Return the entries below in their exact form, leaving the pictures out.

● ● ● ● ●

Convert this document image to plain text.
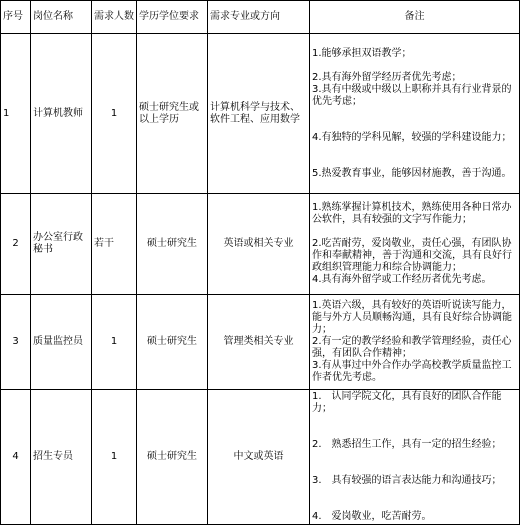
序号	岗位名称	需求人数	学历学位要求	需求专业或方向	备注
1	计算机教师	1	硕士研究生或以上学历	计算机科学与技术、软件工程、应用数学	1.能够承担双语教学；

2.具有海外留学经历者优先考虑；

3.具有中级或中级以上职称并具有行业背景的优先考虑；

4.有独特的学科见解，较强的学科建设能力；

5.热爱教育事业，能够因材施教，善于沟通。

2	办公室行政秘书	若干	硕士研究生	英语或相关专业	1.熟练掌握计算机技术，熟练使用各种日常办公软件，具有较强的文字写作能力；

2.吃苦耐劳，爱岗敬业，责任心强，有团队协作和奉献精神，善于沟通和交流，具有良好行政组织管理能力和综合协调能力；

4.具有海外留学或工作经历者优先考虑。

3	质量监控员	1	硕士研究生	管理类相关专业	1.英语六级，具有较好的英语听说读写能力，能与外方人员顺畅沟通，具有良好综合协调能力；

2.有一定的教学经验和教学管理经验，责任心强，有团队合作精神；

3.有从事过中外合作办学高校教学质量监控工作者优先考虑。

4	招生专员	1	硕士研究生	中文或英语	1.　认同学院文化，具有良好的团队合作能力；

2.　熟悉招生工作，具有一定的招生经验；

3.　具有较强的语言表达能力和沟通技巧；

4.　爱岗敬业，吃苦耐劳。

● ● ● ● ●

### Output:
Convert this document image to plain text.
序号	岗位名称	需求人数	学历学位要求	需求专业或方向	备注
1	计算机教师	1	硕士研究生或以上学历	计算机科学与技术、软件工程、应用数学	1.能够承担双语教学；

2.具有海外留学经历者优先考虑；

3.具有中级或中级以上职称并具有行业背景的优先考虑；

4.有独特的学科见解，较强的学科建设能力；

5.热爱教育事业，能够因材施教，善于沟通。

2	办公室行政秘书	若干	硕士研究生	英语或相关专业	1.熟练掌握计算机技术，熟练使用各种日常办公软件，具有较强的文字写作能力；

2.吃苦耐劳，爱岗敬业，责任心强，有团队协作和奉献精神，善于沟通和交流，具有良好行政组织管理能力和综合协调能力；

4.具有海外留学或工作经历者优先考虑。

3	质量监控员	1	硕士研究生	管理类相关专业	1.英语六级，具有较好的英语听说读写能力，能与外方人员顺畅沟通，具有良好综合协调能力；

2.有一定的教学经验和教学管理经验，责任心强，有团队合作精神；

3.有从事过中外合作办学高校教学质量监控工作者优先考虑。

4	招生专员	1	硕士研究生	中文或英语	1.　认同学院文化，具有良好的团队合作能力；

2.　熟悉招生工作，具有一定的招生经验；

3.　具有较强的语言表达能力和沟通技巧；

4.　爱岗敬业，吃苦耐劳。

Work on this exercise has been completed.